**Goal**
Put the lines of the listing below, from its first line through the line containing "Ellipse shape — [355, 532, 674, 774]", into a numbered list, leaving out any blank lines.

[Annotated element listings, labeled]
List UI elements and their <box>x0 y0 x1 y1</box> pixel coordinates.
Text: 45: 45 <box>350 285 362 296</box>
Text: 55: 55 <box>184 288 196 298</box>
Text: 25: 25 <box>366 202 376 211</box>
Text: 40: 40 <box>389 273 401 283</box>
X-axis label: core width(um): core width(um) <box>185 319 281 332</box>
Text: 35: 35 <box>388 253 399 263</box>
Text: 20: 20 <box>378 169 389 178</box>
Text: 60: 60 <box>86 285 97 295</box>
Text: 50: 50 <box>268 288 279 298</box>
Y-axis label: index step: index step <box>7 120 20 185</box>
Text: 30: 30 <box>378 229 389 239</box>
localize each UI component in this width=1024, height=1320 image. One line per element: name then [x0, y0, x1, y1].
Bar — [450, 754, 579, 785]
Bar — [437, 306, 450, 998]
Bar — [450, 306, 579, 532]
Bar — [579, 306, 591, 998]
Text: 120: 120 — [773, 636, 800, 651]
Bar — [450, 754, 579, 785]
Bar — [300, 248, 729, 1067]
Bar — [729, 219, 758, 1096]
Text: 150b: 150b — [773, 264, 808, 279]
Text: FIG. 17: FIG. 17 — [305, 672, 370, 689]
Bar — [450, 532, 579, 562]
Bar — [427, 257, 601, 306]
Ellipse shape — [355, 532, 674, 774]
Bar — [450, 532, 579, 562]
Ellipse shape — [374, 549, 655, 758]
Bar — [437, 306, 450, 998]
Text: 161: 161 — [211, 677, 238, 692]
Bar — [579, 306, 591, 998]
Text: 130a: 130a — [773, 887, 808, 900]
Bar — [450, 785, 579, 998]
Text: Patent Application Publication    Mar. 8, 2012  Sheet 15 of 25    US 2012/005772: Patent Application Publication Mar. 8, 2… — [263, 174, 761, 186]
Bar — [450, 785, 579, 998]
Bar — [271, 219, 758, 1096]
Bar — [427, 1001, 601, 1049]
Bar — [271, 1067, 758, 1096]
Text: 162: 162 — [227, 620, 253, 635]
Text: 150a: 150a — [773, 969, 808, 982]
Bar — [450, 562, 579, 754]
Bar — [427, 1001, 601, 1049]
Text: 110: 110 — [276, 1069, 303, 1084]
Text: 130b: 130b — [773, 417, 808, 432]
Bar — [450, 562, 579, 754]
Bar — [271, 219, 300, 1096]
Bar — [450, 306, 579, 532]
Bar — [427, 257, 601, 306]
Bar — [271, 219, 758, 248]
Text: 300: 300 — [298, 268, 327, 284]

**Solution to the problem**
1. List UI elements and their <box>x0 y0 x1 y1</box> pixel coordinates.
2. Text: 45: 45 <box>350 285 362 296</box>
3. Text: 55: 55 <box>184 288 196 298</box>
4. Text: 25: 25 <box>366 202 376 211</box>
5. Text: 40: 40 <box>389 273 401 283</box>
6. X-axis label: core width(um): core width(um) <box>185 319 281 332</box>
7. Text: 35: 35 <box>388 253 399 263</box>
8. Text: 20: 20 <box>378 169 389 178</box>
9. Text: 60: 60 <box>86 285 97 295</box>
10. Text: 50: 50 <box>268 288 279 298</box>
11. Y-axis label: index step: index step <box>7 120 20 185</box>
12. Text: 30: 30 <box>378 229 389 239</box>
13. localize each UI component in this width=1024, height=1320 image. One line per element: name then [x0, y0, x1, y1].
14. Bar — [450, 754, 579, 785]
15. Bar — [437, 306, 450, 998]
16. Bar — [450, 306, 579, 532]
17. Bar — [579, 306, 591, 998]
18. Text: 120: 120 — [773, 636, 800, 651]
19. Bar — [450, 754, 579, 785]
20. Bar — [300, 248, 729, 1067]
21. Bar — [729, 219, 758, 1096]
22. Text: 150b: 150b — [773, 264, 808, 279]
23. Text: FIG. 17: FIG. 17 — [305, 672, 370, 689]
24. Bar — [450, 532, 579, 562]
25. Bar — [427, 257, 601, 306]
26. Ellipse shape — [355, 532, 674, 774]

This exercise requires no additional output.